## Instructions for the task
From the entries that follow, gather each line holding the word "learning".

## Raw records
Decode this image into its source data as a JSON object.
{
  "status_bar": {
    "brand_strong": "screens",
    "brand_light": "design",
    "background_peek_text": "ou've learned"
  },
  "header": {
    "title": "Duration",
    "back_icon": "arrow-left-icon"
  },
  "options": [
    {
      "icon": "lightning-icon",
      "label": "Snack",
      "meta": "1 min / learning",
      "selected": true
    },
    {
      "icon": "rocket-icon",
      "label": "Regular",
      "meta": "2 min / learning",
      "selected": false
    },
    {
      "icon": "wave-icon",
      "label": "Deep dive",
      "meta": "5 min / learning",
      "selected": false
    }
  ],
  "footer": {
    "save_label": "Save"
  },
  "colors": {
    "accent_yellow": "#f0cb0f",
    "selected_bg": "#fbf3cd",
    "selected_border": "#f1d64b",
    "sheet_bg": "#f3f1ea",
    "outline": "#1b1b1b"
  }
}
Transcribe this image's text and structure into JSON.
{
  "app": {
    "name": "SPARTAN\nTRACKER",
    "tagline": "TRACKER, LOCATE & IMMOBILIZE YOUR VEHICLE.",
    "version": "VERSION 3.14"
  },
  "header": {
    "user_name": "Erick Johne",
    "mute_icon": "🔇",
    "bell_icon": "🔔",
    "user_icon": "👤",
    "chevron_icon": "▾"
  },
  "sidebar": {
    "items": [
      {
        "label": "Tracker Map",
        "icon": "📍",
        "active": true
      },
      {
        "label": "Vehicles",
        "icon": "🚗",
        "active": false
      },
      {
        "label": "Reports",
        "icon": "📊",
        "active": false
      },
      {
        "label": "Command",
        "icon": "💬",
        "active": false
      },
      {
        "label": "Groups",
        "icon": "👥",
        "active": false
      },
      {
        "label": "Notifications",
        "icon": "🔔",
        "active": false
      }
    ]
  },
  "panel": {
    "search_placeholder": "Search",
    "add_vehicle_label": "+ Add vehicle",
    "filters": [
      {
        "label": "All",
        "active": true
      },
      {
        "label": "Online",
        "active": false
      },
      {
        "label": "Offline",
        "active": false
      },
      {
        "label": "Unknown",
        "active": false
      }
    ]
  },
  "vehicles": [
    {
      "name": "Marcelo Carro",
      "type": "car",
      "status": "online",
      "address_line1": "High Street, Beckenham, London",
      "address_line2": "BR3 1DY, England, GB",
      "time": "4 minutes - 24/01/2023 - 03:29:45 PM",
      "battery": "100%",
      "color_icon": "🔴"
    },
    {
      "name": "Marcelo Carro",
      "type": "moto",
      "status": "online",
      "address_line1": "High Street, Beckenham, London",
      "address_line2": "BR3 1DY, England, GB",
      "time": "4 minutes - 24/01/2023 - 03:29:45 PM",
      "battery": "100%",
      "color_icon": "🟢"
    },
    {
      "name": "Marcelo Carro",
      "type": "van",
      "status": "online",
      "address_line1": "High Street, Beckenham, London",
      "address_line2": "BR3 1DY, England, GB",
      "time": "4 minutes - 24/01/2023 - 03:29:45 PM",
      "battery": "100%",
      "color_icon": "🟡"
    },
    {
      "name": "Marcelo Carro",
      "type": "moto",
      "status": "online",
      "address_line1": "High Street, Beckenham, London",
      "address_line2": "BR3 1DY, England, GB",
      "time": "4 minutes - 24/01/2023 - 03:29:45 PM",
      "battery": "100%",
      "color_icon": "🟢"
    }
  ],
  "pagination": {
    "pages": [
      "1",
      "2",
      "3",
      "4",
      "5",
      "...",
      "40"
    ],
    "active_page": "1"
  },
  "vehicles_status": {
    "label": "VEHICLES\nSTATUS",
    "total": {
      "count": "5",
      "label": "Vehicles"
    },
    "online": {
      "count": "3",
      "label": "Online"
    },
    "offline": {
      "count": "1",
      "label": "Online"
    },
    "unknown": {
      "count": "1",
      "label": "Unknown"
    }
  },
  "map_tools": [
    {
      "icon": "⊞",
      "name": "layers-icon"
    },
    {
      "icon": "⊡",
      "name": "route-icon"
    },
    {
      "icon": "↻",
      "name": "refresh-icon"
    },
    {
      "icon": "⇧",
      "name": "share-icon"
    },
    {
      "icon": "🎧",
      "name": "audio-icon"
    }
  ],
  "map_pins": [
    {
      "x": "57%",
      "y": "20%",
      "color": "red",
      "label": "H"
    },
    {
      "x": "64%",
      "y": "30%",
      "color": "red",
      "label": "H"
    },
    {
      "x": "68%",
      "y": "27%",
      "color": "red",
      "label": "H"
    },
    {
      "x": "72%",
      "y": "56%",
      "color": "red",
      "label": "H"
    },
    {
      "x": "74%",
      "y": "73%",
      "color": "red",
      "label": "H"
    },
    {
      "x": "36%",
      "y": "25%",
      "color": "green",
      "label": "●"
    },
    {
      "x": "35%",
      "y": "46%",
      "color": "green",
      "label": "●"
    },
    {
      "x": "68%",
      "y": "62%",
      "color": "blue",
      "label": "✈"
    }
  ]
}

## Answer to this exercise
      "meta": "1 min / learning",
      "meta": "2 min / learning",
      "meta": "5 min / learning",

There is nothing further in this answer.